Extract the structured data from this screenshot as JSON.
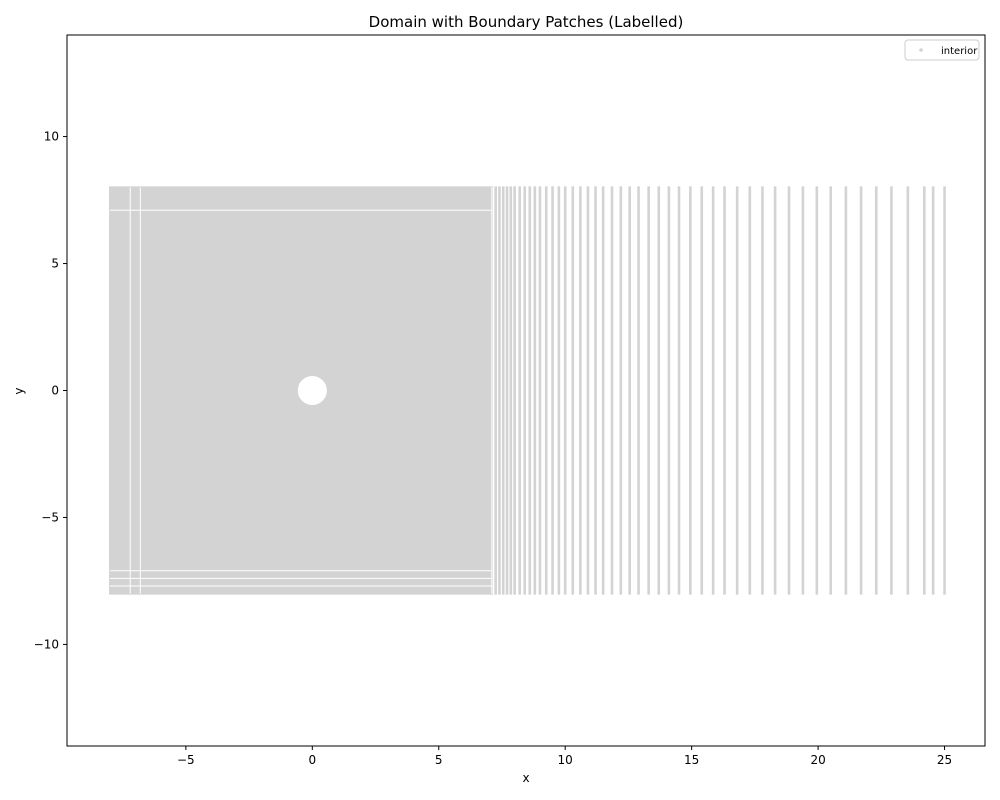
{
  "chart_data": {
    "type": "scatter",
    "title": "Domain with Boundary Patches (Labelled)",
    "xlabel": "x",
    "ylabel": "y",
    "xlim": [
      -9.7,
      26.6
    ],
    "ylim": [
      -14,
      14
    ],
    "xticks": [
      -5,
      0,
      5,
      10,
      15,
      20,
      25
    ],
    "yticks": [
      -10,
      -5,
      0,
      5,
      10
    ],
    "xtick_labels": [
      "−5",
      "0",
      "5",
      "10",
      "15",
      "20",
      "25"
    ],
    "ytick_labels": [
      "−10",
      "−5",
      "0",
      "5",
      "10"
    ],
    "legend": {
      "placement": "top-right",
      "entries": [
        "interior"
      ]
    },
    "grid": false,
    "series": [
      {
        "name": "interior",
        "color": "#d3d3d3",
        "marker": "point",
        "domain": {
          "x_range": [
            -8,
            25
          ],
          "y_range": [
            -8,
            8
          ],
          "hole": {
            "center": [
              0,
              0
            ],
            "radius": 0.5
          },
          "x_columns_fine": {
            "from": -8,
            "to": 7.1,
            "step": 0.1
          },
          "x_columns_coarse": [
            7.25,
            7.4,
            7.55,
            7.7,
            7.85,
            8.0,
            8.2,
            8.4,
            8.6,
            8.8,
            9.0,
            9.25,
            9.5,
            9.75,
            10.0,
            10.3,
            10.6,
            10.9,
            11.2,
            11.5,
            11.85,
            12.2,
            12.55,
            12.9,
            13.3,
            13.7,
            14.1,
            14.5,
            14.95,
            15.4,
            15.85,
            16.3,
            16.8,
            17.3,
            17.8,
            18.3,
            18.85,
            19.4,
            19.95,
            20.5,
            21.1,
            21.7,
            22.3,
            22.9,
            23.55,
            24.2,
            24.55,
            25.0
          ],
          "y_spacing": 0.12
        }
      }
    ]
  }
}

····················

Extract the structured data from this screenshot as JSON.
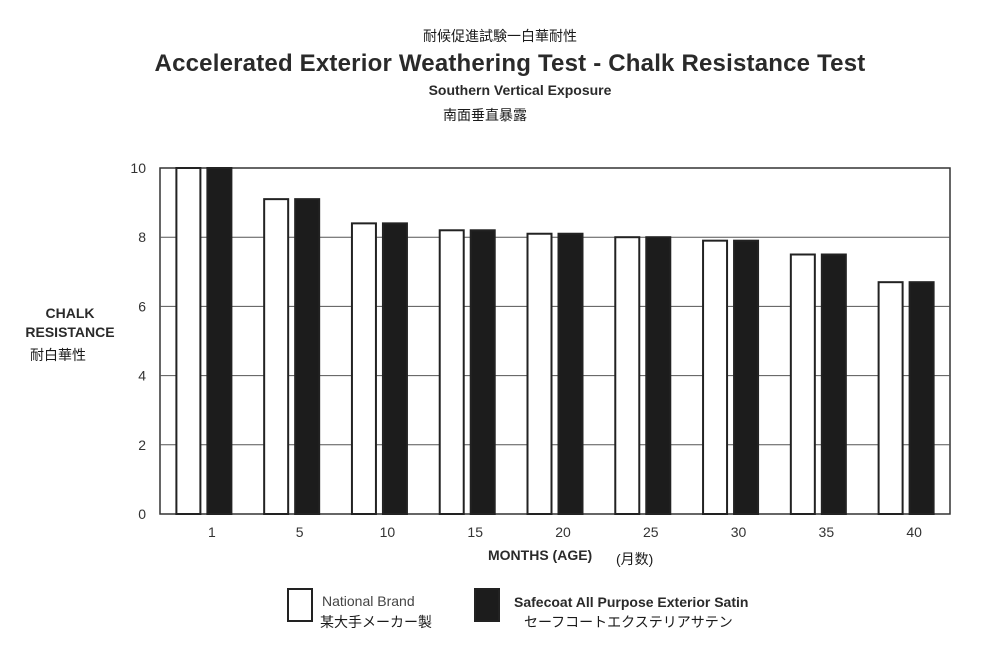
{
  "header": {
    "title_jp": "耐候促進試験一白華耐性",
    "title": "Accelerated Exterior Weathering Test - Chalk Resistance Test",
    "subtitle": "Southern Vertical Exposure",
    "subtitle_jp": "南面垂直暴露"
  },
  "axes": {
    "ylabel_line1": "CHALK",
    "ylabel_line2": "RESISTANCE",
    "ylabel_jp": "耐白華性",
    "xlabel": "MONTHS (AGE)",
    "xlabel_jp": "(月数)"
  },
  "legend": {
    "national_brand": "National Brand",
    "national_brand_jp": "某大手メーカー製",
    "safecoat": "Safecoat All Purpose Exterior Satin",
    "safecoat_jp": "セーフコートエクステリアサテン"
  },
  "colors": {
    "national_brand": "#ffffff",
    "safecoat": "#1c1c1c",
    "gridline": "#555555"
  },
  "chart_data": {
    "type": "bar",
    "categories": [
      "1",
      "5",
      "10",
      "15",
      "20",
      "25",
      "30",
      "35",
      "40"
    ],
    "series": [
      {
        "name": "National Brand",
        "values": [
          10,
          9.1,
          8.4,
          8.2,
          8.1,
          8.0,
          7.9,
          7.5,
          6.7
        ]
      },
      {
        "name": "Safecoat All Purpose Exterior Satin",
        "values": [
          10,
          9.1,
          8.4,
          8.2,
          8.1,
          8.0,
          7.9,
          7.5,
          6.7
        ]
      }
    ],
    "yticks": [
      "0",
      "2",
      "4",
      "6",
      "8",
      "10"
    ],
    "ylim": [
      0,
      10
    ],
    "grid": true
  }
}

····················

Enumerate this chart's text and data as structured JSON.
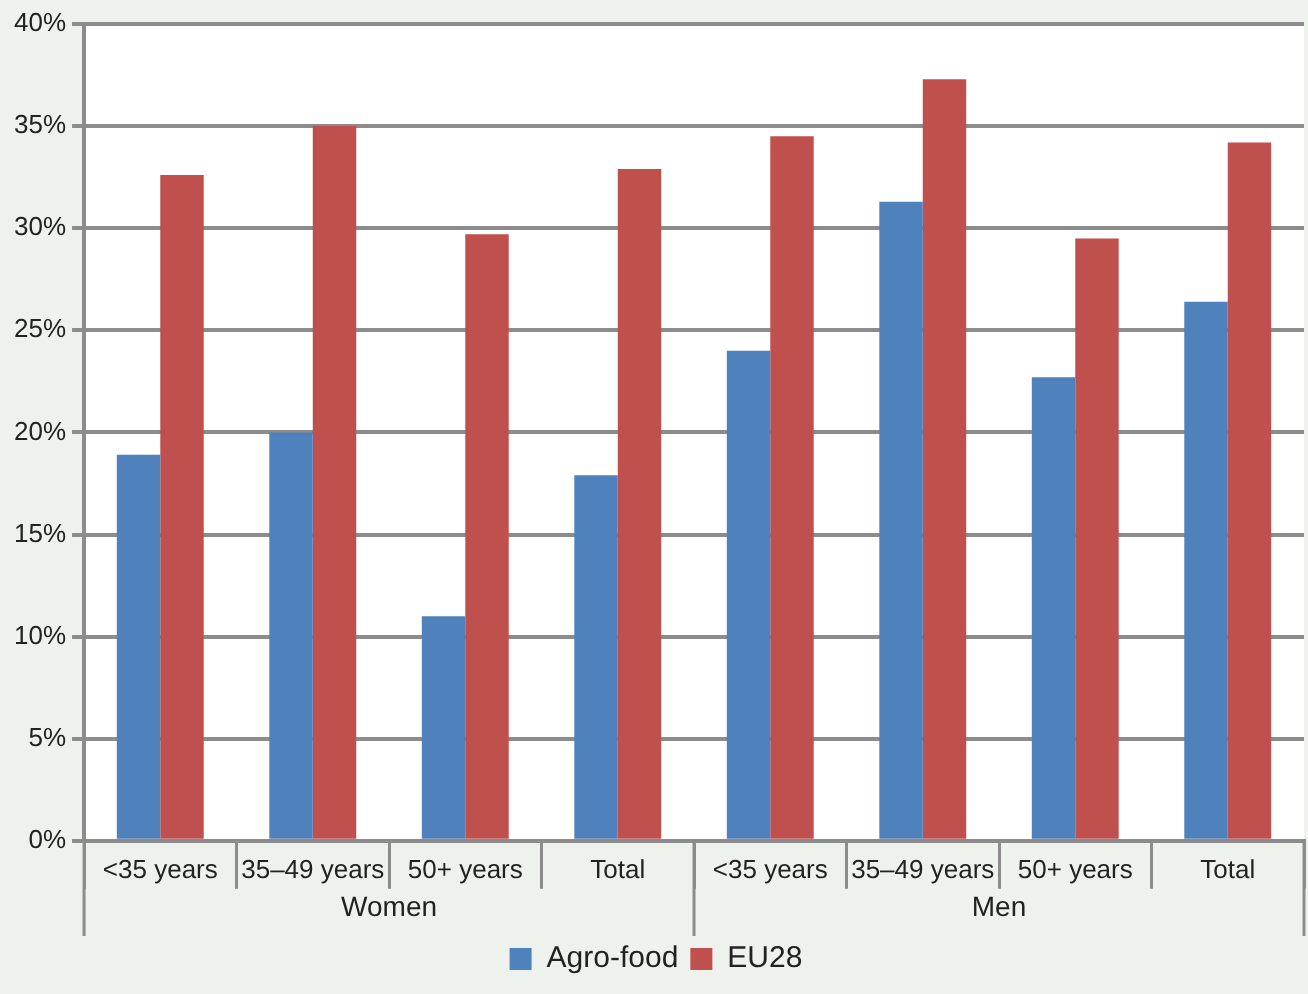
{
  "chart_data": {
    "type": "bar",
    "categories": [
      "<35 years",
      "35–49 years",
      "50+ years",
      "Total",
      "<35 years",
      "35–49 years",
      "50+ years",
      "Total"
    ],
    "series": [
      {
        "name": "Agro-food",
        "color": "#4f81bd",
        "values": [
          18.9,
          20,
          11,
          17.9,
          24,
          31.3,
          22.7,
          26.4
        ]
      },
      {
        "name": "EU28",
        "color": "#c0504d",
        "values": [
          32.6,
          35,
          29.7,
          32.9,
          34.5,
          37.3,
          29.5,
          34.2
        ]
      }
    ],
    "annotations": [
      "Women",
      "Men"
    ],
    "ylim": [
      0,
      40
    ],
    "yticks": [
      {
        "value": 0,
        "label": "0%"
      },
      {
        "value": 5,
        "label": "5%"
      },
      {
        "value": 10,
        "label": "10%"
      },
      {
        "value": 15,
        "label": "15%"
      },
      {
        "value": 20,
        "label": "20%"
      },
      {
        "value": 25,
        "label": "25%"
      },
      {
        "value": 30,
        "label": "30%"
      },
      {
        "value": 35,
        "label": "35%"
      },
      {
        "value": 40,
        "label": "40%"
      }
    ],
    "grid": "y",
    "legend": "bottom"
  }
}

····················

__Exercise goal__. Look through the data and gather every line with the string "name" in it.

__Response__.
        "name": "interior",
        "name": "National Brand",
        "name": "Safecoat All Purpose Exterior Satin",
        "name": "Agro-food",
        "name": "EU28",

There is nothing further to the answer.